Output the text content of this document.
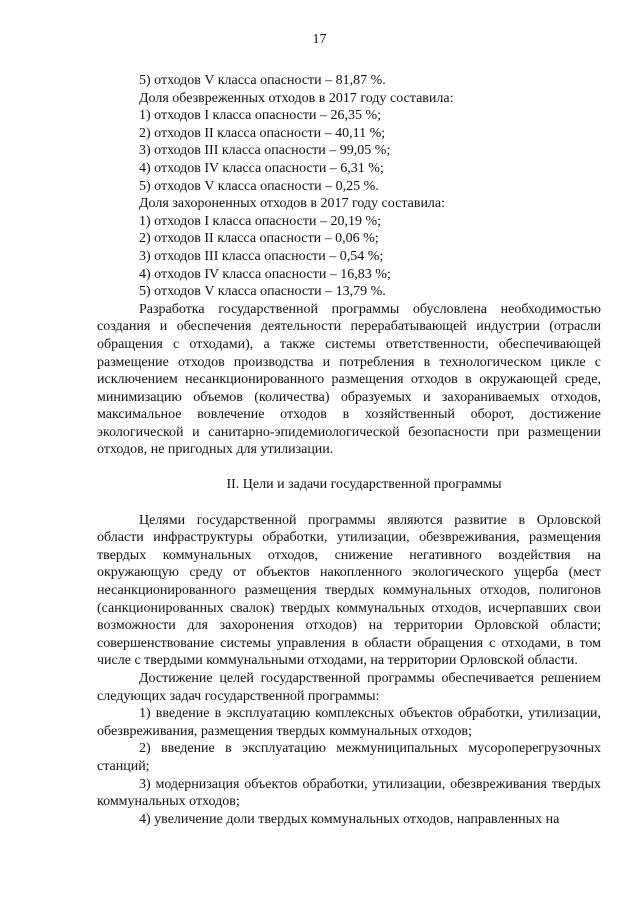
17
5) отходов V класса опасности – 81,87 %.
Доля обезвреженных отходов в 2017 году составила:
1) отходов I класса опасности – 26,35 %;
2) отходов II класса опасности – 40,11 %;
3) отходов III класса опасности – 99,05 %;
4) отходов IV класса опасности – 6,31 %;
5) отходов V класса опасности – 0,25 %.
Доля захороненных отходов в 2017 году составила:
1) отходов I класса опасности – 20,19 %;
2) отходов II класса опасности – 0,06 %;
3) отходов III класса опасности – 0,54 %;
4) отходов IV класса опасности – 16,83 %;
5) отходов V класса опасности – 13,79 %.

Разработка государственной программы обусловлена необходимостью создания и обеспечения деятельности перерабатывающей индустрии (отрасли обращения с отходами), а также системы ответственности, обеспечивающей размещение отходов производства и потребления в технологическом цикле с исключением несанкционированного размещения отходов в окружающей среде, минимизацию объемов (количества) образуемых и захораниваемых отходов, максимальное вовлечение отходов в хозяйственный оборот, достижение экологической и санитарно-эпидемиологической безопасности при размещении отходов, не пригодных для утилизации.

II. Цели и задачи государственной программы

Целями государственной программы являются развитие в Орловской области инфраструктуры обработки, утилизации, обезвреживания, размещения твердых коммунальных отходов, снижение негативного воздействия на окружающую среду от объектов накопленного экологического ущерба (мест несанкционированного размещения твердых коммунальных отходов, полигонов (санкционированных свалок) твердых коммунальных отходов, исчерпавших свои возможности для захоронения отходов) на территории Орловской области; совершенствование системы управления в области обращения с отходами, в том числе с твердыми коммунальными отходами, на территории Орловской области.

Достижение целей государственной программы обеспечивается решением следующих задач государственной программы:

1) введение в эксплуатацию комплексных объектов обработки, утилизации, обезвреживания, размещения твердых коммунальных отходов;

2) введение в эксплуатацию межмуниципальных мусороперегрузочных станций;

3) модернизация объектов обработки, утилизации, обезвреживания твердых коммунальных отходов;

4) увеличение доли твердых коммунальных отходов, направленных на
...
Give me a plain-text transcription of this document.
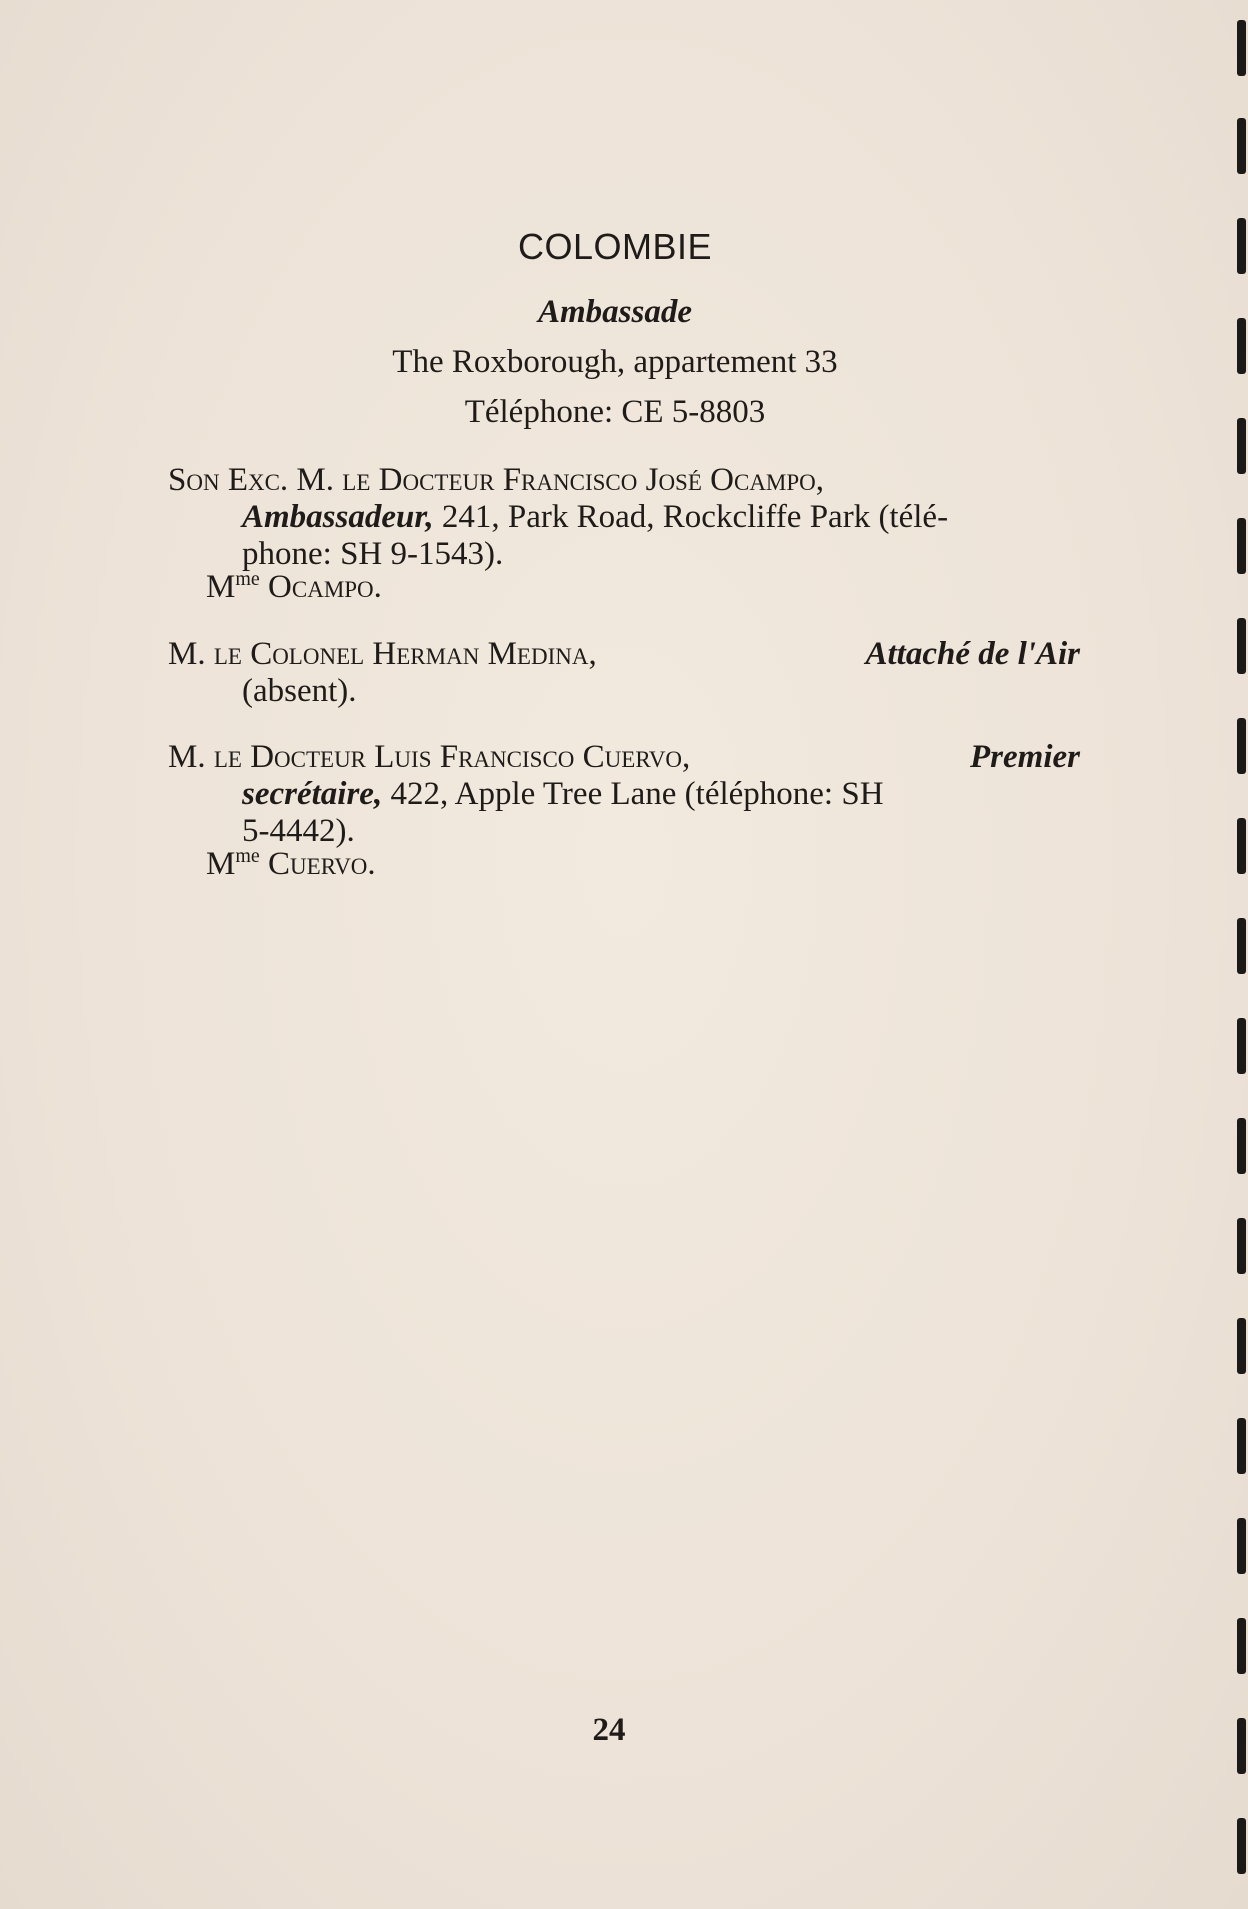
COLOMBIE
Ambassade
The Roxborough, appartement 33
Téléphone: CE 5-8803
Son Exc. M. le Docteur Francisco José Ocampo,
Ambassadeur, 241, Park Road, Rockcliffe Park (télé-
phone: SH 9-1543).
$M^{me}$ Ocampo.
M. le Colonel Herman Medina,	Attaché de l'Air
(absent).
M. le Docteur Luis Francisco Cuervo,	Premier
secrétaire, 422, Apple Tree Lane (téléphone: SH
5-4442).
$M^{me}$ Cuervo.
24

◆ EXERCISE DESCRIPTION: Your answer should be a single number: how many lines in the data above include "Francisco"?

◆ SOLUTION TO THE EXERCISE: 2